Extraia na íntegra o texto sobre a pandemia e a paridade de género, sem alterar nenhuma palavra nem sinal de pontuação.

TEXTO DO DOCUMENTO:
▽

A pandemia adiou a paridade entre homens e mulheres, de acordo com o relatório do World Economic Forum 2021 sobre a diferença de género. Para ajudar os empregadores a apoiarem as mulheres nas suas equipas de trabalho, a Adecco Portugal sugere 10 ações.

Ao longo do último ano, a pandemia acrescentou 36 anos ao tempo necessário para reduzir a disparidade entre homens e mulheres, que passou de 99,5 para 135,6 anos, segundo o Global Gender Gap Report’, do Fórum Económico Mundial (WEF).

O relatório do WEF analisa a paridade de género em quatro áreas: participação económica, educação, saúde e poder político. Em educação e saúde, a disparidade já foi quase eliminada, mas os avanços rumo à paridade total estancaram no último ano e as mulheres foram o género mais impactado no que toca ao desemprego.

Além disso, a pandemia, o teletrabalho e o confinamento decretados pelas autoridades para enfrentar a Covid-19 fizeram recair maioritariamente sobre as mulheres as tarefas domésticas e os cuidados com as crianças e os idosos, “o que aumentou seus níveis de stresse e reduziu os seus níveis de produtividade”, refere o relatório do WEF.

△

DADOS DO EXERCÍCIO:
▽

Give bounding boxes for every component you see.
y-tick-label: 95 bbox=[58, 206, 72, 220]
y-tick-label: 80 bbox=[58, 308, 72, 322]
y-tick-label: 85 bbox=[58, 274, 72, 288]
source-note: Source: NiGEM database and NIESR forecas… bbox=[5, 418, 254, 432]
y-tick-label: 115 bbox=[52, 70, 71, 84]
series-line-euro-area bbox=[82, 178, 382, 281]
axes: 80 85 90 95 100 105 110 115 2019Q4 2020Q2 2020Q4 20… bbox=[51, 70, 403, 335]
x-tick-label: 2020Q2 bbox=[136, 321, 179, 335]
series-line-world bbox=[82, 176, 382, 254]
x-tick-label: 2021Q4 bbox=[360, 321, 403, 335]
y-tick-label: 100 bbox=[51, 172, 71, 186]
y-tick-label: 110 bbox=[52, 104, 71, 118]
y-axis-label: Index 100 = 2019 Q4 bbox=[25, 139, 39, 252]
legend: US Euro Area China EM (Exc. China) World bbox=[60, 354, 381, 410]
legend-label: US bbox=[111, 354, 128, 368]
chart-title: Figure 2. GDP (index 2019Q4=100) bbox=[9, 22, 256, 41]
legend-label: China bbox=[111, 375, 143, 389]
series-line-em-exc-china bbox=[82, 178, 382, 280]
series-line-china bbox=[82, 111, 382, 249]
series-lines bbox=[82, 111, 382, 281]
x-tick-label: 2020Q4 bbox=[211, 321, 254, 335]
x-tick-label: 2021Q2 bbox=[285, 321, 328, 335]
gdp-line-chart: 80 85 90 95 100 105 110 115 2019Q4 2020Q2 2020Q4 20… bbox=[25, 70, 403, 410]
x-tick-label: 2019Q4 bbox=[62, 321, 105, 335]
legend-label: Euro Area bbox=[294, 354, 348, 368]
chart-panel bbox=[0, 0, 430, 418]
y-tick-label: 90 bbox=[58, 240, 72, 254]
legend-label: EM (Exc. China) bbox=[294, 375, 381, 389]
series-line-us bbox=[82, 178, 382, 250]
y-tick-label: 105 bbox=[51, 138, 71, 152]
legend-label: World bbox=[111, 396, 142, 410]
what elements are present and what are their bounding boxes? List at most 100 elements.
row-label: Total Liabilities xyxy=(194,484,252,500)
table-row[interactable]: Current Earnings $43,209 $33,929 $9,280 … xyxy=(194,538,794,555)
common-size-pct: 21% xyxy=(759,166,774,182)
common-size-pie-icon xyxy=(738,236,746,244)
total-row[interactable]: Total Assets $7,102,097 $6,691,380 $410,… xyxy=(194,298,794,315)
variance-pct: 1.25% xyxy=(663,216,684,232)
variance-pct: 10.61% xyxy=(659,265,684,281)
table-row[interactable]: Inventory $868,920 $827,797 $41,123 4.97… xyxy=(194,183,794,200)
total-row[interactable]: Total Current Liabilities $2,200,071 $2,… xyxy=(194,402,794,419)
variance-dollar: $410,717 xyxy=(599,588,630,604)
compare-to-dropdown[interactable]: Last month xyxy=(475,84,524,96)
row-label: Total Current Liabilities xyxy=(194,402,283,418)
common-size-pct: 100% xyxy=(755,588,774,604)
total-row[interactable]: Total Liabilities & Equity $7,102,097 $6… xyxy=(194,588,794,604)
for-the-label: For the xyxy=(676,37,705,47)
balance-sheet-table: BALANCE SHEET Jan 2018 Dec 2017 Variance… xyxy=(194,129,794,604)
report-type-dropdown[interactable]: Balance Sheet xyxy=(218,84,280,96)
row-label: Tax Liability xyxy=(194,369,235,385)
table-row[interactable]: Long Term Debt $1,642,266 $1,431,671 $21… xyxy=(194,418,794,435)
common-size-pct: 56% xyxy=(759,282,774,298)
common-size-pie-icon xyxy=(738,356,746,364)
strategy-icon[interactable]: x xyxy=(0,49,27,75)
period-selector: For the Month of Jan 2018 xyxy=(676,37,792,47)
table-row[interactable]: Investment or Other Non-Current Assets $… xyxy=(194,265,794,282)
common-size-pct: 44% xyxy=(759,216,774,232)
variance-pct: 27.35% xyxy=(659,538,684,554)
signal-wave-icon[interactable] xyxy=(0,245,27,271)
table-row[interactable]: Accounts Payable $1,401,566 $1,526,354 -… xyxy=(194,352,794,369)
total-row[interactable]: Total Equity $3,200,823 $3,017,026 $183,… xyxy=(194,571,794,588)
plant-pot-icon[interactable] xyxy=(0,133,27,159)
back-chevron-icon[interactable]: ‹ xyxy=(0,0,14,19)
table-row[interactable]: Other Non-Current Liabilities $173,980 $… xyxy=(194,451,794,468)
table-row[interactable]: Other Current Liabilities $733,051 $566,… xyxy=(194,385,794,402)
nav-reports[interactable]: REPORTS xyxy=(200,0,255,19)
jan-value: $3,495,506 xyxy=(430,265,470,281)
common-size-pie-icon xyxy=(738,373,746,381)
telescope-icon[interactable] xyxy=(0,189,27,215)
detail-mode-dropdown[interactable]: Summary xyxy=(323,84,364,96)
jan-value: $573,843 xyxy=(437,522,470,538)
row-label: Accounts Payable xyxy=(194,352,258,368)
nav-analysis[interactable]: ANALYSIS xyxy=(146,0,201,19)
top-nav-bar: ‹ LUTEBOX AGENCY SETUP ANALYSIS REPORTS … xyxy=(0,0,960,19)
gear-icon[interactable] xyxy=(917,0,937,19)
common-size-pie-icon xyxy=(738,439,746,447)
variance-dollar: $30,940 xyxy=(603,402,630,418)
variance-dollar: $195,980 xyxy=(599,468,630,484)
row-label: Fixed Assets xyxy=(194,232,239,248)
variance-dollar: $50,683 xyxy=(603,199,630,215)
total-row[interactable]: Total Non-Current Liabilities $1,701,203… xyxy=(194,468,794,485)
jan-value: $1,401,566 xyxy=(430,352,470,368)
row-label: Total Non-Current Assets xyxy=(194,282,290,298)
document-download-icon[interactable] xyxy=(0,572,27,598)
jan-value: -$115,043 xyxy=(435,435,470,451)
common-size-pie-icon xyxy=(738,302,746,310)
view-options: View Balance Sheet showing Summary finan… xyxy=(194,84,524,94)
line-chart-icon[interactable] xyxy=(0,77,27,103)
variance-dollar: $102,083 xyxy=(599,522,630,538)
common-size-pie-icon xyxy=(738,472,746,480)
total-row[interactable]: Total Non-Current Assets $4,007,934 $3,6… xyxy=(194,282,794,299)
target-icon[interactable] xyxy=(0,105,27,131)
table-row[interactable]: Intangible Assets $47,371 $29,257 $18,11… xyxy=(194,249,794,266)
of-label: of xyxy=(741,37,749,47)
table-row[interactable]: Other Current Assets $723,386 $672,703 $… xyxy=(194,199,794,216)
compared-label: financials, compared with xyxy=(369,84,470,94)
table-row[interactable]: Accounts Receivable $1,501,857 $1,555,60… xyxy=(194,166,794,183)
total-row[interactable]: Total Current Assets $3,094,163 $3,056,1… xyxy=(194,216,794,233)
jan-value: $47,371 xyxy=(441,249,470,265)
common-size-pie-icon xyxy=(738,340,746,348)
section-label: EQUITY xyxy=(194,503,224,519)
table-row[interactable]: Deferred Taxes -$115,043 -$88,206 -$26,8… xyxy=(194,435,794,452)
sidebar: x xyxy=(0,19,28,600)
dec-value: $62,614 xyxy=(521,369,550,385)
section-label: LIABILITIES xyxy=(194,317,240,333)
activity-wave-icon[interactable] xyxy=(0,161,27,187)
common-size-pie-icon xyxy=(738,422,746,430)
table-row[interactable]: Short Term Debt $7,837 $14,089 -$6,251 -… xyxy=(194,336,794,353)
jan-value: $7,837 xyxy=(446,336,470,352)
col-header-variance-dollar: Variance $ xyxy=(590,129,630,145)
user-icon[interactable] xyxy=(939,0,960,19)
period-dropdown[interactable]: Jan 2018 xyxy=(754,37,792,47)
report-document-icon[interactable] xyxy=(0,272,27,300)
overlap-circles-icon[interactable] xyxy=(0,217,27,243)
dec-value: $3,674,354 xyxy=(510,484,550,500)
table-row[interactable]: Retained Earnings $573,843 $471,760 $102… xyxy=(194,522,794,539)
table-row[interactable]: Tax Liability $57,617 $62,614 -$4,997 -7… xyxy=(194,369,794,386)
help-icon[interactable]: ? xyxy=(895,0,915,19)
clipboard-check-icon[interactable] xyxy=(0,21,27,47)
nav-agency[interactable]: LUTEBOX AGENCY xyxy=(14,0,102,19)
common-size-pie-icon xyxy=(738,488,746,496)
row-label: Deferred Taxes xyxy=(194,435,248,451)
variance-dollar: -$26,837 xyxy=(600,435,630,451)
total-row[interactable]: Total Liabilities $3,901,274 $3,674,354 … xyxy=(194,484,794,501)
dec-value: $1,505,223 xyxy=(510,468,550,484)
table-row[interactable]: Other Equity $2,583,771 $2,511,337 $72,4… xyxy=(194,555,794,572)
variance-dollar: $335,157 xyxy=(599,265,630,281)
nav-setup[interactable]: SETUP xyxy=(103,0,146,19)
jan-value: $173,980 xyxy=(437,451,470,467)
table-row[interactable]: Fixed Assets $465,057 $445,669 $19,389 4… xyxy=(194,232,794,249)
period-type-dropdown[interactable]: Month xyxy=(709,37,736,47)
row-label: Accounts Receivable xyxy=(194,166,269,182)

△

RESPOSTA ESCRITA:
A pandemia adiou a paridade entre homens e mulheres, de acordo com o relatório do World Economic Forum 2021 sobre a diferença de género. Para ajudar os empregadores a apoiarem as mulheres nas suas equipas de trabalho, a Adecco Portugal sugere 10 ações.

Ao longo do último ano, a pandemia acrescentou 36 anos ao tempo necessário para reduzir a disparidade entre homens e mulheres, que passou de 99,5 para 135,6 anos, segundo o Global Gender Gap Report’, do Fórum Económico Mundial (WEF).

O relatório do WEF analisa a paridade de género em quatro áreas: participação económica, educação, saúde e poder político. Em educação e saúde, a disparidade já foi quase eliminada, mas os avanços rumo à paridade total estancaram no último ano e as mulheres foram o género mais impactado no que toca ao desemprego.

Além disso, a pandemia, o teletrabalho e o confinamento decretados pelas autoridades para enfrentar a Covid-19 fizeram recair maioritariamente sobre as mulheres as tarefas domésticas e os cuidados com as crianças e os idosos, “o que aumentou seus níveis de stresse e reduziu os seus níveis de produtividade”, refere o relatório do WEF.